• _Aim_: Edit the rows from the one containing "text-span: , and" through the one containing "text-span: , a half.", replacing "written" with "marked" and leaving everything else unchanged. Return only those rows.

== Items

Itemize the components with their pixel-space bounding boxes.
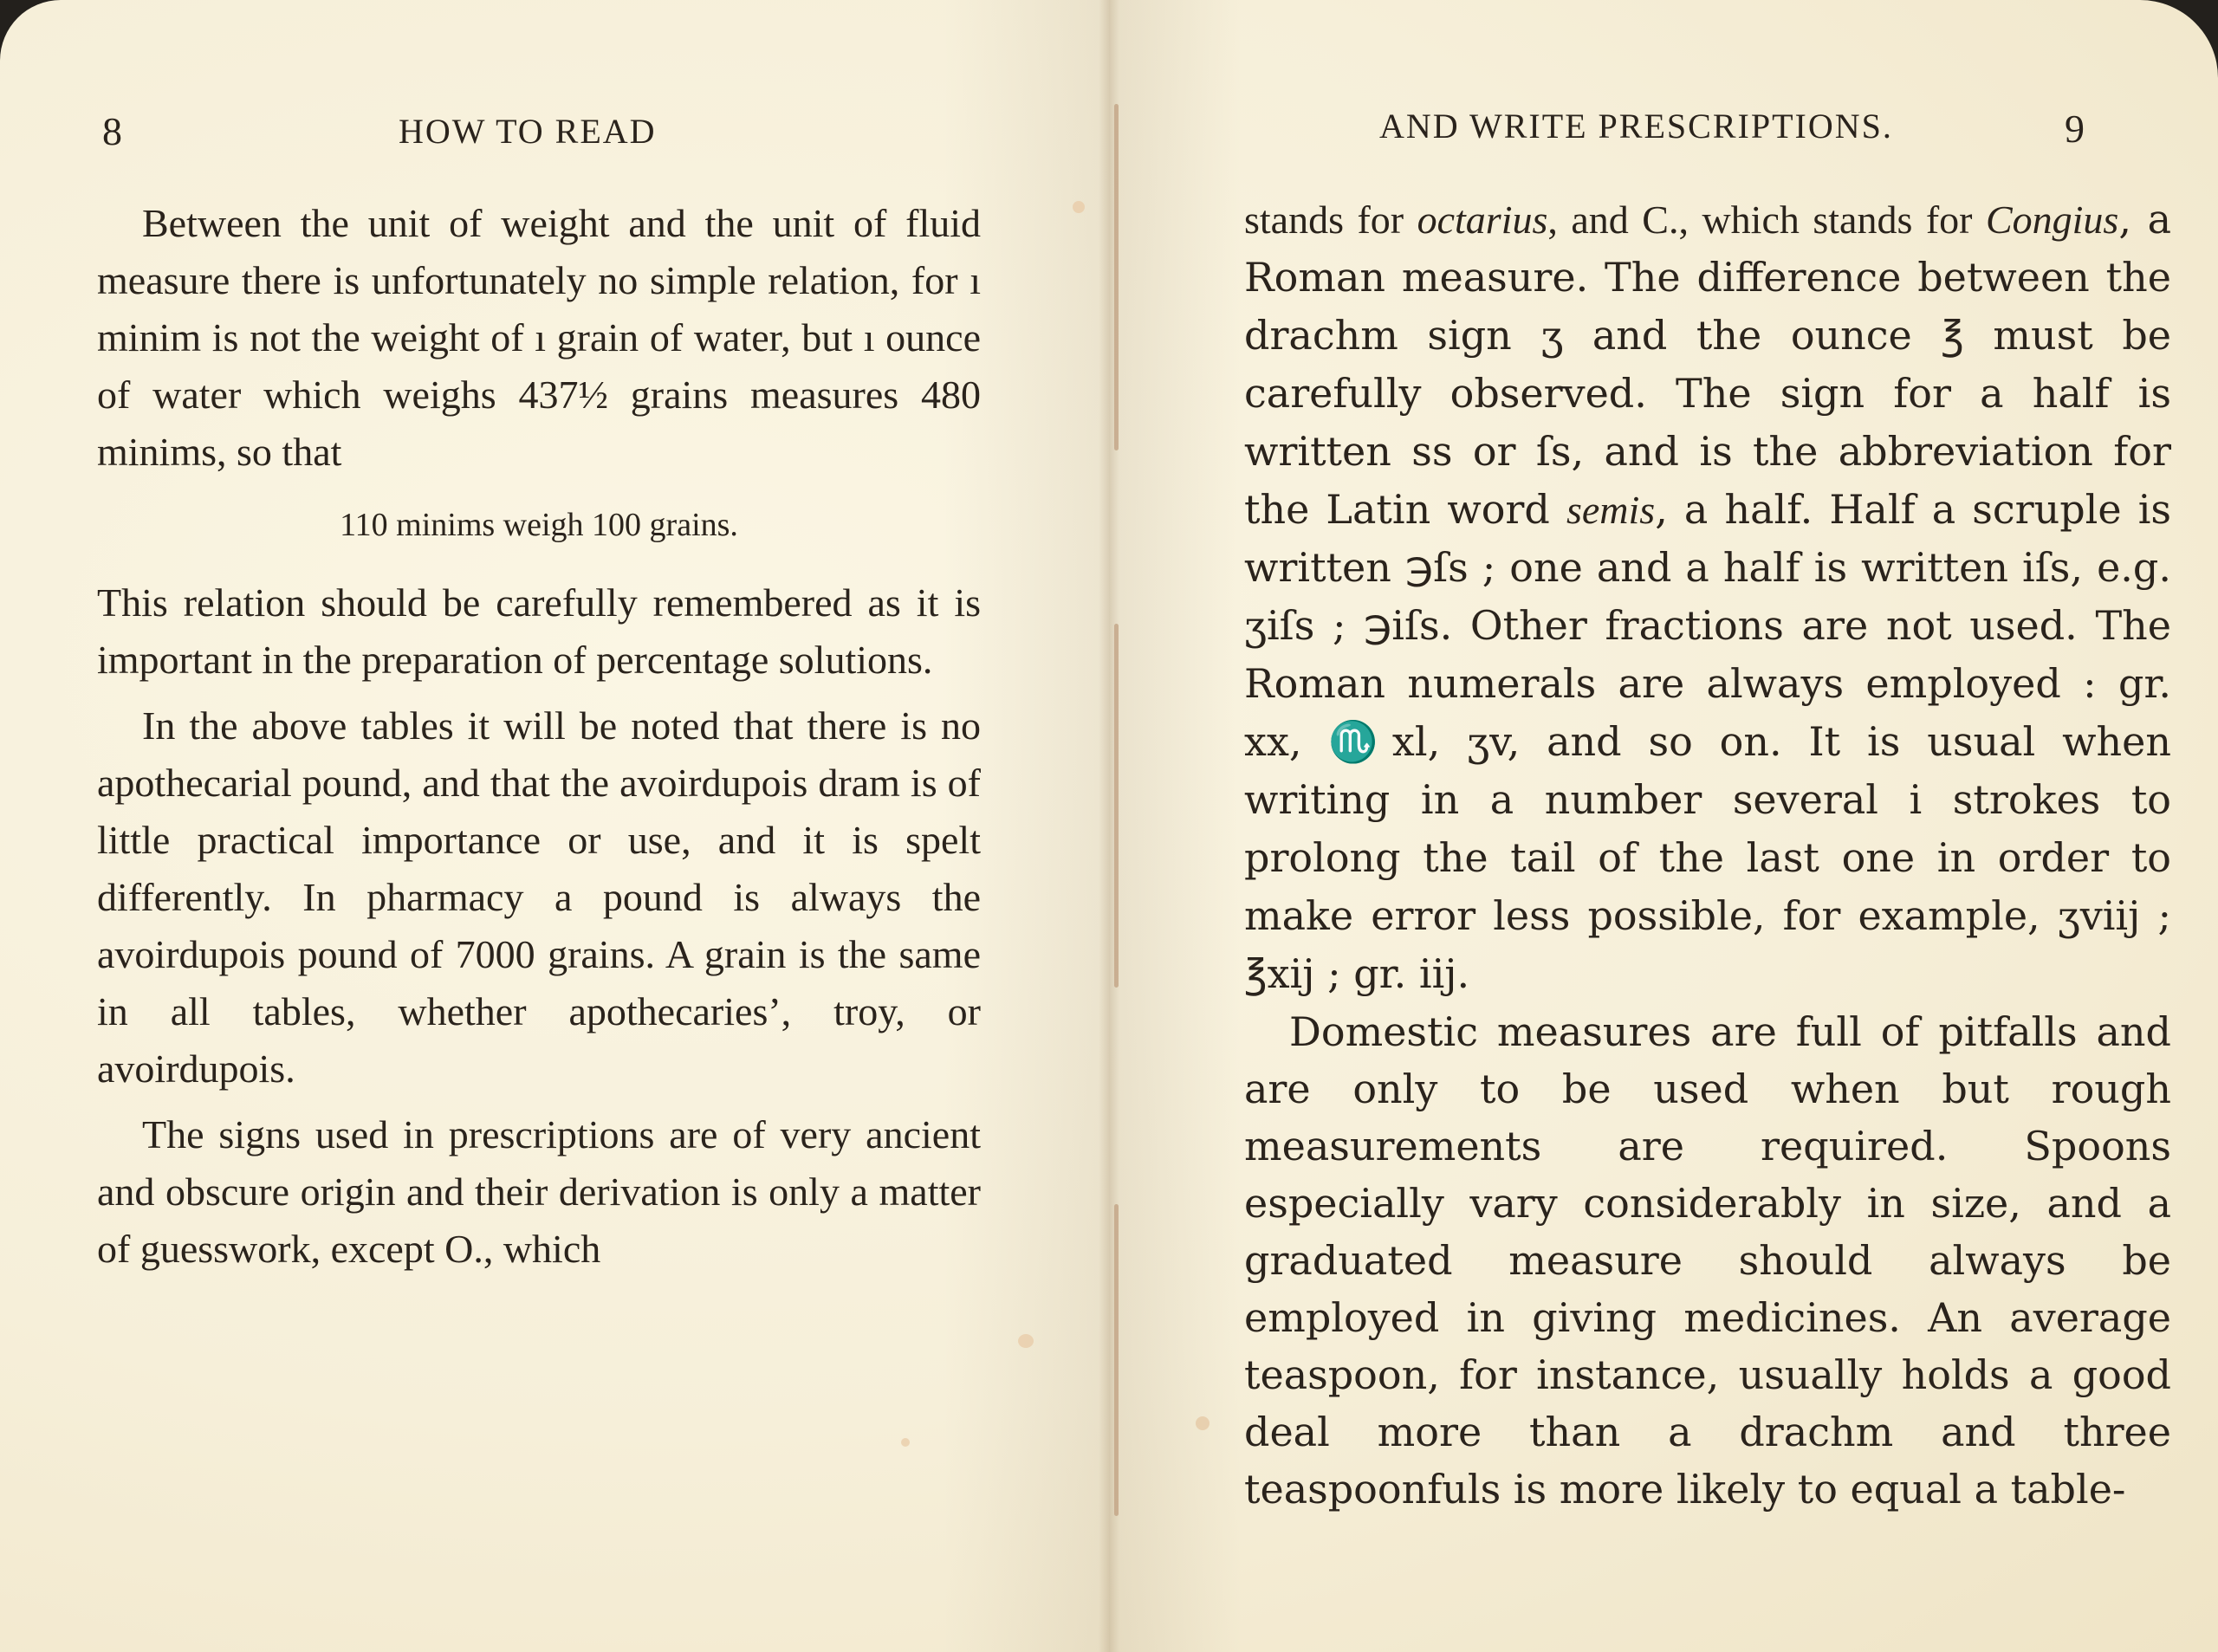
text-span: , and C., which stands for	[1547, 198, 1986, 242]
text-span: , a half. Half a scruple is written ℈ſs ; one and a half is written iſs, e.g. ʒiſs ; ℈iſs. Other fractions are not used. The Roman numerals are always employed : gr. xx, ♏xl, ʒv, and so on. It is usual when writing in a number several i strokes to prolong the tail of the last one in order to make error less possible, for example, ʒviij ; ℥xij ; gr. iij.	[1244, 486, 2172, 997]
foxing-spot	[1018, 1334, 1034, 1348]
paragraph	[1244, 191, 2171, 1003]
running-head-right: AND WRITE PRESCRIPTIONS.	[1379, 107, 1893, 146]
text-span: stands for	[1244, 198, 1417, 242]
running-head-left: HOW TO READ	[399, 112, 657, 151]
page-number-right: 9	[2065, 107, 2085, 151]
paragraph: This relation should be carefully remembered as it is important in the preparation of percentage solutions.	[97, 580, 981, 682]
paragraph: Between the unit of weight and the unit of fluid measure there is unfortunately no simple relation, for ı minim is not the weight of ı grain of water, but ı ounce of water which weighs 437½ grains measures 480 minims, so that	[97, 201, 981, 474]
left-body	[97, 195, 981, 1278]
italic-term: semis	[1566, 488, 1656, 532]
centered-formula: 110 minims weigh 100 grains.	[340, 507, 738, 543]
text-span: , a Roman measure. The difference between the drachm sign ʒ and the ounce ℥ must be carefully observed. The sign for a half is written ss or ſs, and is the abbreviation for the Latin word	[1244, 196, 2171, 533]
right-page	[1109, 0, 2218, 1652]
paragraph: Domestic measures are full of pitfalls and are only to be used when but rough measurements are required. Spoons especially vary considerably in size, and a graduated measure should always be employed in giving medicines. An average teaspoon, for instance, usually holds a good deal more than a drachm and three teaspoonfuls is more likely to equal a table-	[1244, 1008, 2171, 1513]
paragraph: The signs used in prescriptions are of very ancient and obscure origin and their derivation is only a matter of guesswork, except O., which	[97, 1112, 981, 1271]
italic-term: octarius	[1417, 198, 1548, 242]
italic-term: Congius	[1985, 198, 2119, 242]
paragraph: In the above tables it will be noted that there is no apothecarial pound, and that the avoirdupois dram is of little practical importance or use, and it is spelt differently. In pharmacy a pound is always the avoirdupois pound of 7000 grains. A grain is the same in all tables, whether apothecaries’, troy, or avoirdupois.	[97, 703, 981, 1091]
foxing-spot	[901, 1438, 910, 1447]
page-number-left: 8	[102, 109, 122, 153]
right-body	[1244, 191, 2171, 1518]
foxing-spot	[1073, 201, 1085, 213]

====
== Items

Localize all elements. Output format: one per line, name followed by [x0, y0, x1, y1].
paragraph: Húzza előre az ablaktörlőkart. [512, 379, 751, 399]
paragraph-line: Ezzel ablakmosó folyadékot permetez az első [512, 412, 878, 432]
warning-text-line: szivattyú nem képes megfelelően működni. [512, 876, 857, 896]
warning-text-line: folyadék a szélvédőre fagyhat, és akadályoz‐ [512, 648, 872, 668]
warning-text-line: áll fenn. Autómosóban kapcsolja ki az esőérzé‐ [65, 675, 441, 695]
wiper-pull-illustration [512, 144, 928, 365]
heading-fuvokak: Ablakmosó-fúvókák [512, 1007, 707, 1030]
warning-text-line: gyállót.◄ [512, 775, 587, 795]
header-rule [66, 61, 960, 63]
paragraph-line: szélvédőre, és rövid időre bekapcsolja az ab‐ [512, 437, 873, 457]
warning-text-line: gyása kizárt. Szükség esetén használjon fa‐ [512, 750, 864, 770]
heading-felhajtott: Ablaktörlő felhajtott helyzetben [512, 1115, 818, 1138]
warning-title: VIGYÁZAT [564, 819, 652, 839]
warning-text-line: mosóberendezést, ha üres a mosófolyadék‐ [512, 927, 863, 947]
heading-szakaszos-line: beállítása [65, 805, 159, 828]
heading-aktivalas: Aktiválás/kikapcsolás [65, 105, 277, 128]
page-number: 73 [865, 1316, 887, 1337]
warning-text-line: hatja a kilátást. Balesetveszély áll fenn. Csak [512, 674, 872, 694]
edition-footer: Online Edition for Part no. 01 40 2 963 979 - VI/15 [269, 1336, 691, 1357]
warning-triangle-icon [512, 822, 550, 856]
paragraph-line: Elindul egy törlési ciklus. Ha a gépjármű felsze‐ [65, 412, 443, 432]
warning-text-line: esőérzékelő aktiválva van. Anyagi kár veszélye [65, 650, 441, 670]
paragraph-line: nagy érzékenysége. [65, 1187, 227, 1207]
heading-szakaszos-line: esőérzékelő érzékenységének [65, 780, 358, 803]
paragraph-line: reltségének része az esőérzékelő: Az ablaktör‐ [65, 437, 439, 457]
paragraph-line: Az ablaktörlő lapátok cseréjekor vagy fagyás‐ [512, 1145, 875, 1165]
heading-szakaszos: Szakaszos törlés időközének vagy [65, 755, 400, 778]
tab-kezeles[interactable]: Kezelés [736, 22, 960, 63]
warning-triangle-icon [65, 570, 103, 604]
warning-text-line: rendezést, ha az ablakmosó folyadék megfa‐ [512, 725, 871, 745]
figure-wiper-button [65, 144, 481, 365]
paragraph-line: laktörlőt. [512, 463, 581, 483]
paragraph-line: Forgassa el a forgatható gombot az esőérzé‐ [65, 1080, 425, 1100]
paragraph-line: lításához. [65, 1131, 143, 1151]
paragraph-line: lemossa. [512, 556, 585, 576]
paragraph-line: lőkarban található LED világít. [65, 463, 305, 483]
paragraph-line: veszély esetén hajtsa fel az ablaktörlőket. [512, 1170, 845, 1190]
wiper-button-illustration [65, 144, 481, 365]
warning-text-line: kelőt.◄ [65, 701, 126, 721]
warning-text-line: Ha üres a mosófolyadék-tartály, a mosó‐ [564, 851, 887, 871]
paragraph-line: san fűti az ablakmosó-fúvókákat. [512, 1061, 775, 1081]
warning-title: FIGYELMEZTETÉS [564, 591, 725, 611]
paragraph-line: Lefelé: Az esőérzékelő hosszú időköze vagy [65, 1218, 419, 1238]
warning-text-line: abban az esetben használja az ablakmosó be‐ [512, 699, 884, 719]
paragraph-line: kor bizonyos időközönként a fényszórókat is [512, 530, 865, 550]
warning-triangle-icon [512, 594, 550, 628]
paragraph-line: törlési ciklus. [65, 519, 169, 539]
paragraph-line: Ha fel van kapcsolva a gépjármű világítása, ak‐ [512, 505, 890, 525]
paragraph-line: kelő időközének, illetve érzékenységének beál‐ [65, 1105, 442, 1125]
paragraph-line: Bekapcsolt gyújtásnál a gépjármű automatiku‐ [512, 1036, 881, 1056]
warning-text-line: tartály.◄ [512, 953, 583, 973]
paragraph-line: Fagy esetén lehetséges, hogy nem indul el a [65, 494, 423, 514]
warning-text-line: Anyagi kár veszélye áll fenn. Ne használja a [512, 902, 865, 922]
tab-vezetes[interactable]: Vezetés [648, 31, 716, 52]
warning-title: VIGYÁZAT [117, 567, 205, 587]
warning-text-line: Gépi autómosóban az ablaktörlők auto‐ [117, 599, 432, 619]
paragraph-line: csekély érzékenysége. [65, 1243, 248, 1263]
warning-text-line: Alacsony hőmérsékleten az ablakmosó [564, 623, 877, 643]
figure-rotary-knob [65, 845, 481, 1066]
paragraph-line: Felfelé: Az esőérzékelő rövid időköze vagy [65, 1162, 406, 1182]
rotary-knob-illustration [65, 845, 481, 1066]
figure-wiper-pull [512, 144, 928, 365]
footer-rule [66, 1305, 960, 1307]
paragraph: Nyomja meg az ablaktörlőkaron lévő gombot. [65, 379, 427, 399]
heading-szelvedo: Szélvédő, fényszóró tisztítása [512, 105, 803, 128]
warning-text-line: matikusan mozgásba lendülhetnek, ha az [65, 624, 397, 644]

====
== Items

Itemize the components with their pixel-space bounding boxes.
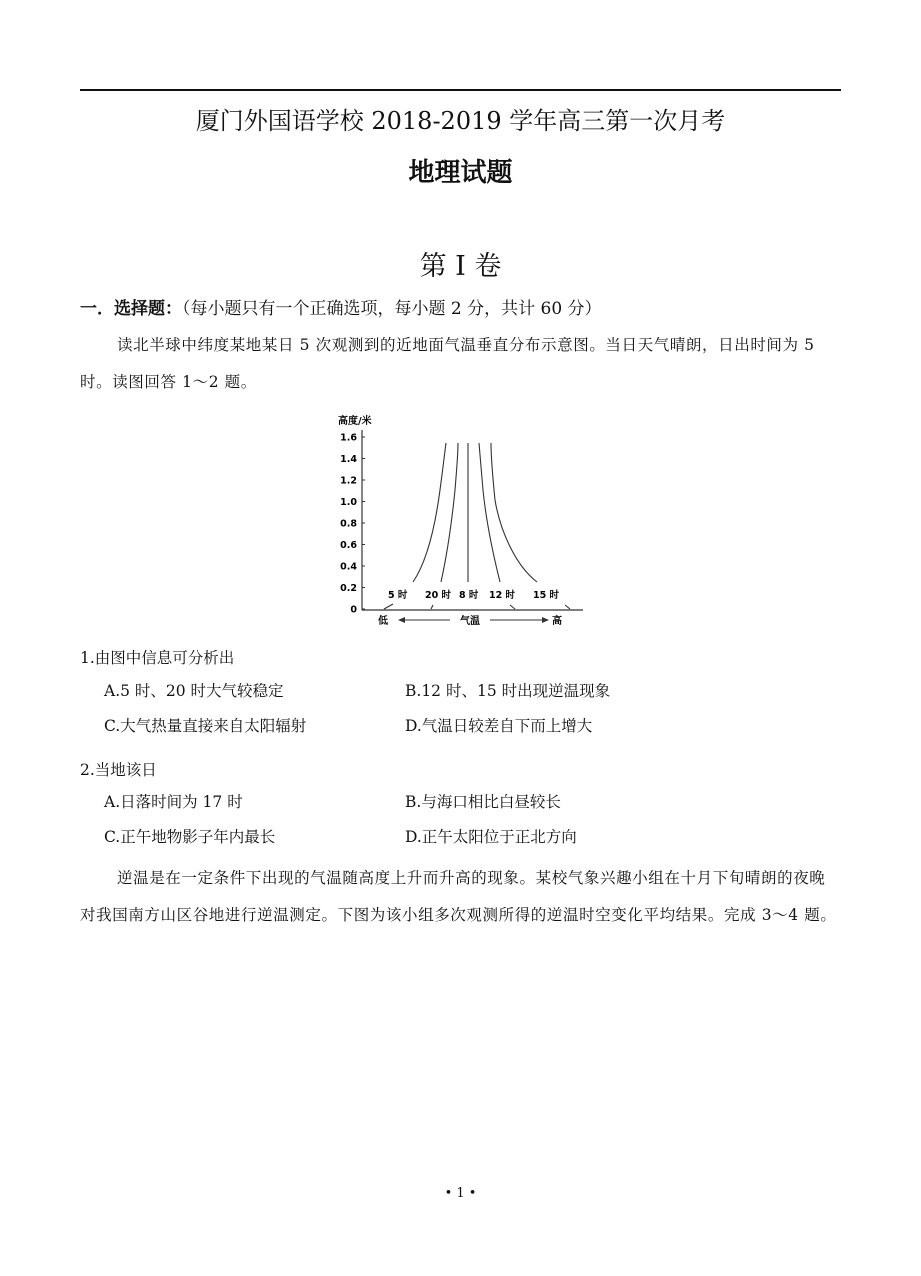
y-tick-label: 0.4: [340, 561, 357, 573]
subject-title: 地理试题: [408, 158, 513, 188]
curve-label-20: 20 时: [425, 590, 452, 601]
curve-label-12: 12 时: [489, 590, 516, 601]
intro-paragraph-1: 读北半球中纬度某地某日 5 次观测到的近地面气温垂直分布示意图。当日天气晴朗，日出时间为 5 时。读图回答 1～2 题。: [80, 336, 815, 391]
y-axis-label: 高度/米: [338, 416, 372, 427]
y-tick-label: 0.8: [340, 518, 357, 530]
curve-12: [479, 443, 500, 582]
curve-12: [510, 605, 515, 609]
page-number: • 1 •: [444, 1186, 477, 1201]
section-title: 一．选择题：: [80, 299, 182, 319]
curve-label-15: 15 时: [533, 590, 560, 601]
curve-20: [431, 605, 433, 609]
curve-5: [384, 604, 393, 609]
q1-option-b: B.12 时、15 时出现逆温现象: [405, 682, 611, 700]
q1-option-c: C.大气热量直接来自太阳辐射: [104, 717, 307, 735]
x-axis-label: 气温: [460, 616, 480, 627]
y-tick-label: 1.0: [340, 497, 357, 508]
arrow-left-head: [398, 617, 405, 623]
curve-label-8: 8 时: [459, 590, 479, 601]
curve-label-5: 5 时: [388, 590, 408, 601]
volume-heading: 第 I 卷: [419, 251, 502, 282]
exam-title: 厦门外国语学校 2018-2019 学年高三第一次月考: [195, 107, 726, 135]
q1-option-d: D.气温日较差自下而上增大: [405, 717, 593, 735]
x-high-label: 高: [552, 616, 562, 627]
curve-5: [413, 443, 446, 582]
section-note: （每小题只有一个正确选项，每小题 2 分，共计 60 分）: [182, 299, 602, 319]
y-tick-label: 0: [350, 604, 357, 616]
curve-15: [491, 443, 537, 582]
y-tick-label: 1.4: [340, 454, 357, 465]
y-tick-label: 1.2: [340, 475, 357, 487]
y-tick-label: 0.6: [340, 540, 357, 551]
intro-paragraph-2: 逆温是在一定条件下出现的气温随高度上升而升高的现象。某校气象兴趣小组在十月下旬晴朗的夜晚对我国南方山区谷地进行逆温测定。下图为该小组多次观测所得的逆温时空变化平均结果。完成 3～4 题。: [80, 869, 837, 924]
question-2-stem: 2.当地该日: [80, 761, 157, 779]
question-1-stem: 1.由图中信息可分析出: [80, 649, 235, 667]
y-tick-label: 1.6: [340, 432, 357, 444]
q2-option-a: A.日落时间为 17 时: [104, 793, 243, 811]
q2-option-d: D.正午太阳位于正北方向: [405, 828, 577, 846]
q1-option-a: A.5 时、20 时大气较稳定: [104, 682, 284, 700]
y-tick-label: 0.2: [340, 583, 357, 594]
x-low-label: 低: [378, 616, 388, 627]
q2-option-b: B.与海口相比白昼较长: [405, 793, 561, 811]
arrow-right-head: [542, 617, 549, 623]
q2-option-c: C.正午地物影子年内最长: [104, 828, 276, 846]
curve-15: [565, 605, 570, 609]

====

• _Task answer_:
text-span: , and C., which stands for	[1547, 198, 1986, 242]
text-span: , a half. Half a scruple is marked ℈ſs ; one and a half is marked iſs, e.g. ʒiſs ; ℈iſs. Other fractions are not used. The Roman numerals are always employed : gr. xx, ♏xl, ʒv, and so on. It is usual when writing in a number several i strokes to prolong the tail of the last one in order to make error less possible, for example, ʒviij ; ℥xij ; gr. iij.	[1244, 486, 2172, 997]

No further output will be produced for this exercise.